Exercise materials:
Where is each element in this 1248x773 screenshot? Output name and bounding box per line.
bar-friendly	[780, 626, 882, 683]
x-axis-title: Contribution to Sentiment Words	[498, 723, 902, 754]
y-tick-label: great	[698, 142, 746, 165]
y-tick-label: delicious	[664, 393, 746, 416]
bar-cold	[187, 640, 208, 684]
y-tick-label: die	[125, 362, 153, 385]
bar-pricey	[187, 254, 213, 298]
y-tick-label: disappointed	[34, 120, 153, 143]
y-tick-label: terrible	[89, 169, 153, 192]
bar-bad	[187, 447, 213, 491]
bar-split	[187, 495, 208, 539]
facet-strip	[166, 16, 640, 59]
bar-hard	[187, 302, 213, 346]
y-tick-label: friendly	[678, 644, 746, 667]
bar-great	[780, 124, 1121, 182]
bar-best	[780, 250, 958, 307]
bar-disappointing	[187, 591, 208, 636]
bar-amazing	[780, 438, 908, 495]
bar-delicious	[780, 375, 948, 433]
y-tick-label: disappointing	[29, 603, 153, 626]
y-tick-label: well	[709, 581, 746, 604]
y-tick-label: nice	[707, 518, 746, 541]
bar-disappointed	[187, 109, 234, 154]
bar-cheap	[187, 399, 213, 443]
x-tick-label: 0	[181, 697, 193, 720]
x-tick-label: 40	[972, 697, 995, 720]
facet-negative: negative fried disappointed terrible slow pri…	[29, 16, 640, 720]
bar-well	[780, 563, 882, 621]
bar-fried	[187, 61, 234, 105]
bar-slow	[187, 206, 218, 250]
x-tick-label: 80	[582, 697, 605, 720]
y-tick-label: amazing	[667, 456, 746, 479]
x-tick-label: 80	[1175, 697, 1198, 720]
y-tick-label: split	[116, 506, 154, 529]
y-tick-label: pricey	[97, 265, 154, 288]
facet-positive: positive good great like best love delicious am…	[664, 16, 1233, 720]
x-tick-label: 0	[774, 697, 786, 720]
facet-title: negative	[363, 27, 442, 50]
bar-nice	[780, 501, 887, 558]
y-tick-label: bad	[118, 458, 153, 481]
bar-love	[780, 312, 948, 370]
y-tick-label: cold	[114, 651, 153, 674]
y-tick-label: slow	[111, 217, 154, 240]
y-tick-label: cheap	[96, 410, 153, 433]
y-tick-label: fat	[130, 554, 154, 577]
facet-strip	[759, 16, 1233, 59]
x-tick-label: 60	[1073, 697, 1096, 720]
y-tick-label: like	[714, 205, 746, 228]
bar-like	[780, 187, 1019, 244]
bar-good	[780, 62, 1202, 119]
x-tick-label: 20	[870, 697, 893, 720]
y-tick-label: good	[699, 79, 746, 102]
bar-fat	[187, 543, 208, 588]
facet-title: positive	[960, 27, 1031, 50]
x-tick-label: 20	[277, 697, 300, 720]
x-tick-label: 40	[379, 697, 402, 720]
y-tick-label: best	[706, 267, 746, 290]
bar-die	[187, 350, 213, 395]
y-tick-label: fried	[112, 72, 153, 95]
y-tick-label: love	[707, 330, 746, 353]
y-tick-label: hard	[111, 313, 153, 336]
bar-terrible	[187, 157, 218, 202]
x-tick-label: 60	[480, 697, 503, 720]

What is expected: Can you reproduce the lines above word for word?

Final result:
Where is each element in this 1248x773 screenshot? Output name and bounding box per line.
bar-friendly	[780, 626, 882, 683]
x-axis-title: Contribution to Sentiment Words	[498, 723, 902, 754]
y-tick-label: great	[698, 142, 746, 165]
y-tick-label: delicious	[664, 393, 746, 416]
bar-cold	[187, 640, 208, 684]
y-tick-label: die	[125, 362, 153, 385]
bar-pricey	[187, 254, 213, 298]
y-tick-label: disappointed	[34, 120, 153, 143]
y-tick-label: terrible	[89, 169, 153, 192]
bar-bad	[187, 447, 213, 491]
bar-split	[187, 495, 208, 539]
facet-strip	[166, 16, 640, 59]
bar-hard	[187, 302, 213, 346]
y-tick-label: friendly	[678, 644, 746, 667]
bar-great	[780, 124, 1121, 182]
bar-best	[780, 250, 958, 307]
bar-disappointing	[187, 591, 208, 636]
bar-amazing	[780, 438, 908, 495]
bar-delicious	[780, 375, 948, 433]
y-tick-label: disappointing	[29, 603, 153, 626]
y-tick-label: well	[709, 581, 746, 604]
y-tick-label: nice	[707, 518, 746, 541]
bar-disappointed	[187, 109, 234, 154]
bar-cheap	[187, 399, 213, 443]
x-tick-label: 0	[181, 697, 193, 720]
x-tick-label: 40	[972, 697, 995, 720]
facet-negative: negative fried disappointed terrible slow pri…	[29, 16, 640, 720]
bar-well	[780, 563, 882, 621]
bar-fried	[187, 61, 234, 105]
bar-slow	[187, 206, 218, 250]
x-tick-label: 80	[582, 697, 605, 720]
y-tick-label: amazing	[667, 456, 746, 479]
x-tick-label: 80	[1175, 697, 1198, 720]
y-tick-label: split	[116, 506, 154, 529]
y-tick-label: pricey	[97, 265, 154, 288]
facet-positive: positive good great like best love delicious am…	[664, 16, 1233, 720]
x-tick-label: 0	[774, 697, 786, 720]
facet-title: negative	[363, 27, 442, 50]
bar-nice	[780, 501, 887, 558]
y-tick-label: bad	[118, 458, 153, 481]
bar-love	[780, 312, 948, 370]
y-tick-label: cold	[114, 651, 153, 674]
y-tick-label: slow	[111, 217, 154, 240]
y-tick-label: cheap	[96, 410, 153, 433]
y-tick-label: fat	[130, 554, 154, 577]
facet-strip	[759, 16, 1233, 59]
x-tick-label: 60	[1073, 697, 1096, 720]
y-tick-label: like	[714, 205, 746, 228]
bar-like	[780, 187, 1019, 244]
bar-good	[780, 62, 1202, 119]
x-tick-label: 20	[870, 697, 893, 720]
y-tick-label: good	[699, 79, 746, 102]
bar-fat	[187, 543, 208, 588]
facet-title: positive	[960, 27, 1031, 50]
x-tick-label: 20	[277, 697, 300, 720]
x-tick-label: 40	[379, 697, 402, 720]
y-tick-label: best	[706, 267, 746, 290]
bar-die	[187, 350, 213, 395]
y-tick-label: fried	[112, 72, 153, 95]
y-tick-label: love	[707, 330, 746, 353]
y-tick-label: hard	[111, 313, 153, 336]
bar-terrible	[187, 157, 218, 202]
x-tick-label: 60	[480, 697, 503, 720]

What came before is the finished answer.